Problem requirements: Leave out the pictures and repeat everything else in the records exactly.

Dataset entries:
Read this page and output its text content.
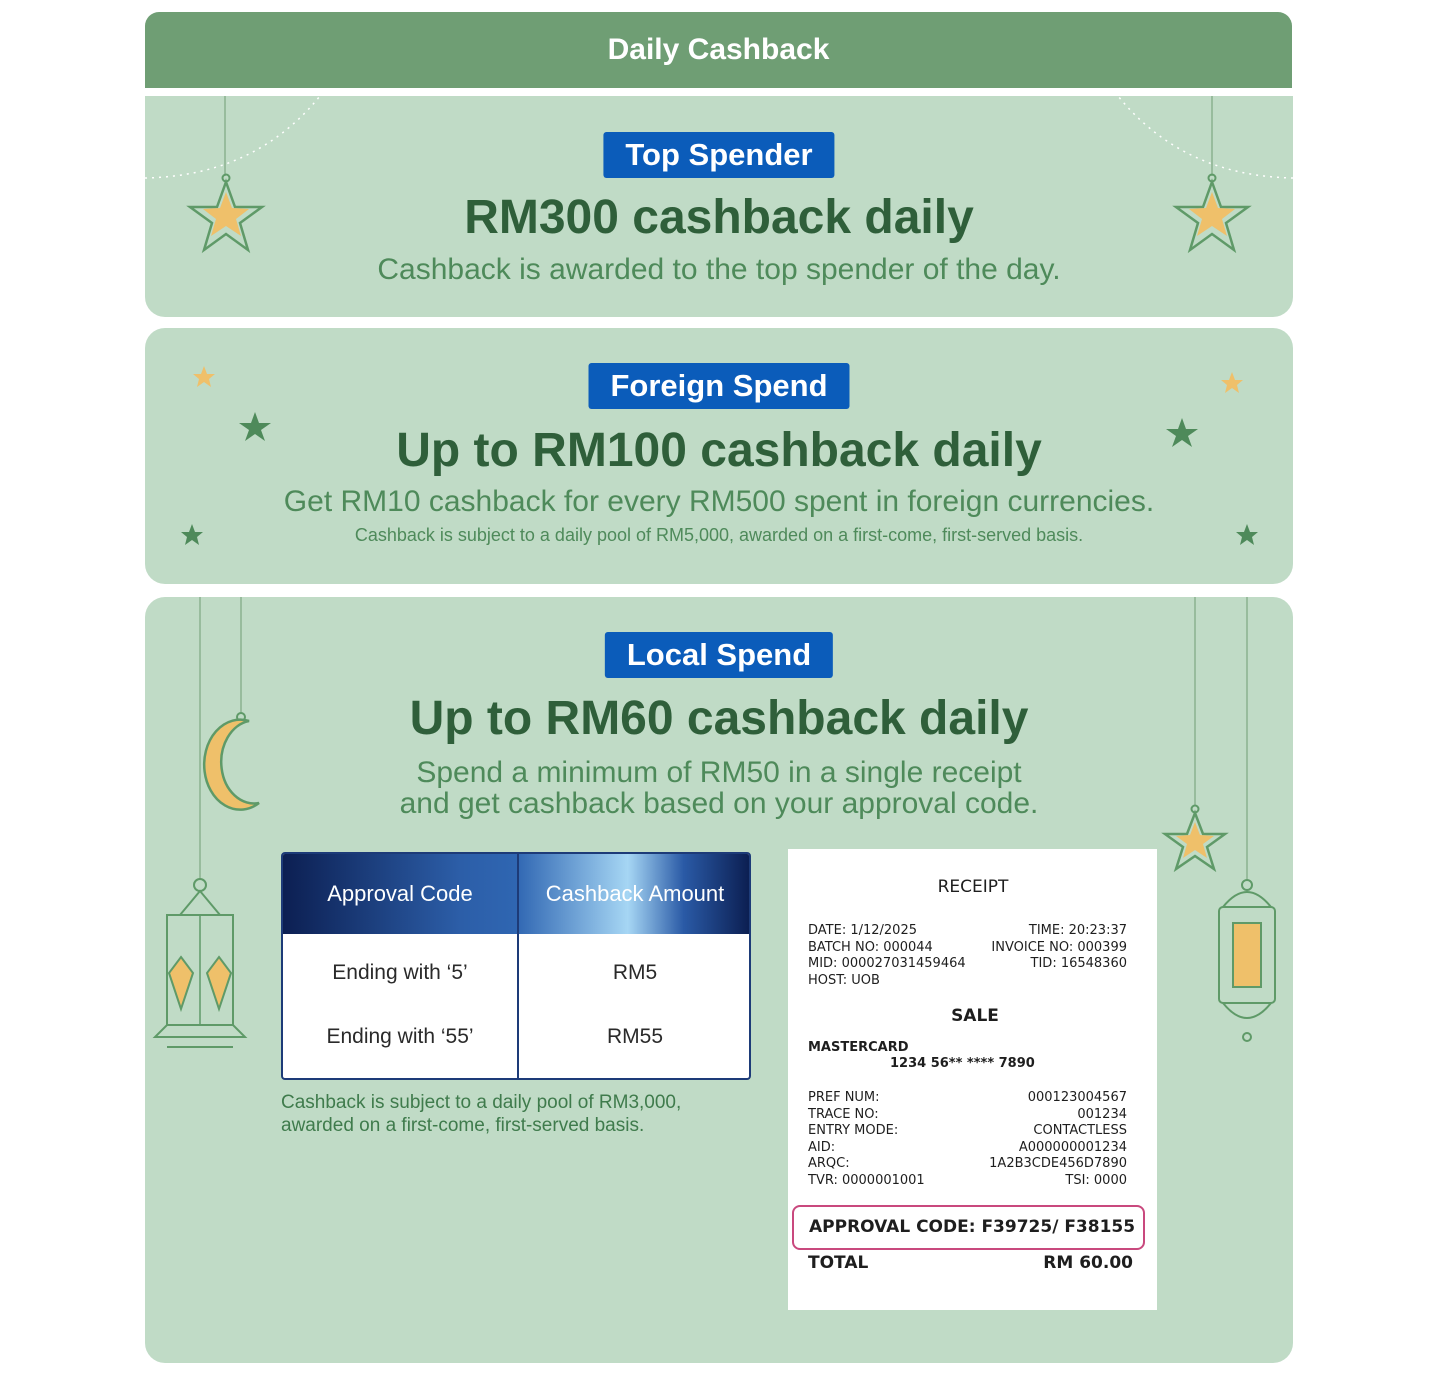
Daily Cashback
Top Spender
RM300 cashback daily
Cashback is awarded to the top spender of the day.
Foreign Spend
Up to RM100 cashback daily
Get RM10 cashback for every RM500 spent in foreign currencies.
Cashback is subject to a daily pool of RM5,000, awarded on a first-come, first-served basis.
Local Spend
Up to RM60 cashback daily
Spend a minimum of RM50 in a single receipt
and get cashback based on your approval code.
Approval Code	Cashback Amount
Ending with ‘5’	RM5
Ending with ‘55’	RM55
Cashback is subject to a daily pool of RM3,000,
awarded on a first-come, first-served basis.
RECEIPT
DATE: 1/12/2025	TIME: 20:23:37
BATCH NO: 000044	INVOICE NO: 000399
MID: 000027031459464	TID: 16548360
HOST: UOB
SALE
MASTERCARD
1234 56** **** 7890
PREF NUM:	000123004567
TRACE NO:	001234
ENTRY MODE:	CONTACTLESS
AID:	A000000001234
ARQC:	1A2B3CDE456D7890
TVR: 0000001001	TSI: 0000
APPROVAL CODE: F39725/ F38155
TOTAL	RM 60.00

Solved exercise:
Read this page and output its text content.
Daily Cashback
Top Spender
RM300 cashback daily
Cashback is awarded to the top spender of the day.
Foreign Spend
Up to RM100 cashback daily
Get RM10 cashback for every RM500 spent in foreign currencies.
Cashback is subject to a daily pool of RM5,000, awarded on a first-come, first-served basis.
Local Spend
Up to RM60 cashback daily
Spend a minimum of RM50 in a single receipt
and get cashback based on your approval code.
Approval Code	Cashback Amount
Ending with ‘5’	RM5
Ending with ‘55’	RM55
Cashback is subject to a daily pool of RM3,000,
awarded on a first-come, first-served basis.
RECEIPT
DATE: 1/12/2025	TIME: 20:23:37
BATCH NO: 000044	INVOICE NO: 000399
MID: 000027031459464	TID: 16548360
HOST: UOB
SALE
MASTERCARD
1234 56** **** 7890
PREF NUM:	000123004567
TRACE NO:	001234
ENTRY MODE:	CONTACTLESS
AID:	A000000001234
ARQC:	1A2B3CDE456D7890
TVR: 0000001001	TSI: 0000
APPROVAL CODE: F39725/ F38155
TOTAL	RM 60.00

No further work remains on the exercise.